Given exercise:
Lines containing the word "this" are to be counted; state their number and nothing further.
** begin **
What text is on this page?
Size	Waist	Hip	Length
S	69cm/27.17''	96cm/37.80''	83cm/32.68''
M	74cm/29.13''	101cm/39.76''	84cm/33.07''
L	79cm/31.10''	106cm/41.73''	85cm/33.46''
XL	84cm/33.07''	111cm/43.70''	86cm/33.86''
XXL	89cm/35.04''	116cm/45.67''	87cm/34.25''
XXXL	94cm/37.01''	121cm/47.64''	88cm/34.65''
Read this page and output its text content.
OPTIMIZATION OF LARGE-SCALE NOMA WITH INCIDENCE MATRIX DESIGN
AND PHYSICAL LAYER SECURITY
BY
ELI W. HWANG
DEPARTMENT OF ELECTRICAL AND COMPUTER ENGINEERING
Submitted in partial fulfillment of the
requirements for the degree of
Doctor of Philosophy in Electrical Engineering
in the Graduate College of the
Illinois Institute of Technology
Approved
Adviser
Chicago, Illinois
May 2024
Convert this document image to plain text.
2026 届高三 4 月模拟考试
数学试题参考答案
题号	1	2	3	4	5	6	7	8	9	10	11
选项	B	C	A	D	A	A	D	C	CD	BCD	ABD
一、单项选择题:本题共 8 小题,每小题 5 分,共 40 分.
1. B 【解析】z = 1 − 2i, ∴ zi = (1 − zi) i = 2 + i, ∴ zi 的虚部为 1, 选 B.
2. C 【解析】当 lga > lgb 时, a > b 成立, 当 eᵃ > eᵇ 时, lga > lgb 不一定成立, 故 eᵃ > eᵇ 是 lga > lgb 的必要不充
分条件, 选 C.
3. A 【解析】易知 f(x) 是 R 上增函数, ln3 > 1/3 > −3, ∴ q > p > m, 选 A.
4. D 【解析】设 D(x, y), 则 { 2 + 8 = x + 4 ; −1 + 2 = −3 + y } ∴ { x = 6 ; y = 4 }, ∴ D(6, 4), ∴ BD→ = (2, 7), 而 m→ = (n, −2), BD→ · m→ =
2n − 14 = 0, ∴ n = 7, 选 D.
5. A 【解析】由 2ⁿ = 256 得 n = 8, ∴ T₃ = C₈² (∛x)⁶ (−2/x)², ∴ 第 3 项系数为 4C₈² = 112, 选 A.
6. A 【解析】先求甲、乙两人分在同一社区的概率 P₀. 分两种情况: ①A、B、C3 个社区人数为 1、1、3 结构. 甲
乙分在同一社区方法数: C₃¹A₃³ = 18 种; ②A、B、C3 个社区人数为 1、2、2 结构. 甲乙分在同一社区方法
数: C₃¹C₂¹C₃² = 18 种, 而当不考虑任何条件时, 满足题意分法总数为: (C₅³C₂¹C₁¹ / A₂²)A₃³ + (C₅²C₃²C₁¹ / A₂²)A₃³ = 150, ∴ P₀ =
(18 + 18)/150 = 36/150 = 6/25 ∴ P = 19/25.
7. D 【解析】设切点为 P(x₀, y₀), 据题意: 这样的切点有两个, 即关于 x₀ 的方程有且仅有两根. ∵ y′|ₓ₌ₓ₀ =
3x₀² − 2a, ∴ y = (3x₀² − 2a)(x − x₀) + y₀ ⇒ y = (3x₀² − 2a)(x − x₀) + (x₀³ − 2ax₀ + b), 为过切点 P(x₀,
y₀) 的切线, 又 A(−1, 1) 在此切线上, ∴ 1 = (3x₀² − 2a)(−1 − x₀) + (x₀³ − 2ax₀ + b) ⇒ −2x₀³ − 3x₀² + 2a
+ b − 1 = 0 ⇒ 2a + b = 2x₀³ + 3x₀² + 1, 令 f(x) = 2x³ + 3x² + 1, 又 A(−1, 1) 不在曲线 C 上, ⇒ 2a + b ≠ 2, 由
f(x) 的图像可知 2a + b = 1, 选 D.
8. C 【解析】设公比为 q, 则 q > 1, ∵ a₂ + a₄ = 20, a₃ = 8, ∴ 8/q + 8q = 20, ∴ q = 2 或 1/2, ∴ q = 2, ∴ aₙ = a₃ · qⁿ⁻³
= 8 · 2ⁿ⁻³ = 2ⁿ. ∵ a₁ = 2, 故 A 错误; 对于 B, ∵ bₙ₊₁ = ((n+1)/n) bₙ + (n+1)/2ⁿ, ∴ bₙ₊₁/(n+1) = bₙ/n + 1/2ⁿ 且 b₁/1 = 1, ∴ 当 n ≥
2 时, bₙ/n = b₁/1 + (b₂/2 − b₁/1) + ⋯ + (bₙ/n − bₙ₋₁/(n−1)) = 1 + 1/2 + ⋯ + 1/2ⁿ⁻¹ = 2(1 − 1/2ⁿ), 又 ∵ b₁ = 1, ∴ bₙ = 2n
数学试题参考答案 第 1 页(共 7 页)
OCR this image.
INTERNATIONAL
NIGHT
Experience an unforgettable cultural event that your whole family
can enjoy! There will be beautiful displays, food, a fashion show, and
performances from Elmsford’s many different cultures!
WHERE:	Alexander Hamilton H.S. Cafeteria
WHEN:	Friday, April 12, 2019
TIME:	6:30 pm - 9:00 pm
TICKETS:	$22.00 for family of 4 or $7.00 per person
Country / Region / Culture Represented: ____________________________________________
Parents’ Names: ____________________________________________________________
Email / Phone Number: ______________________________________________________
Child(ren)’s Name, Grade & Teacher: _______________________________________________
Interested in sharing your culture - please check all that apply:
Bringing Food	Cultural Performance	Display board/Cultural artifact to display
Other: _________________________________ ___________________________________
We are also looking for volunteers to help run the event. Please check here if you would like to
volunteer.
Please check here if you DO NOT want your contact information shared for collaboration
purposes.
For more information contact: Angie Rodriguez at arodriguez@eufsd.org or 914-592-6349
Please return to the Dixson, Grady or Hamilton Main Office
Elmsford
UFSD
** end **
Exercise response:
4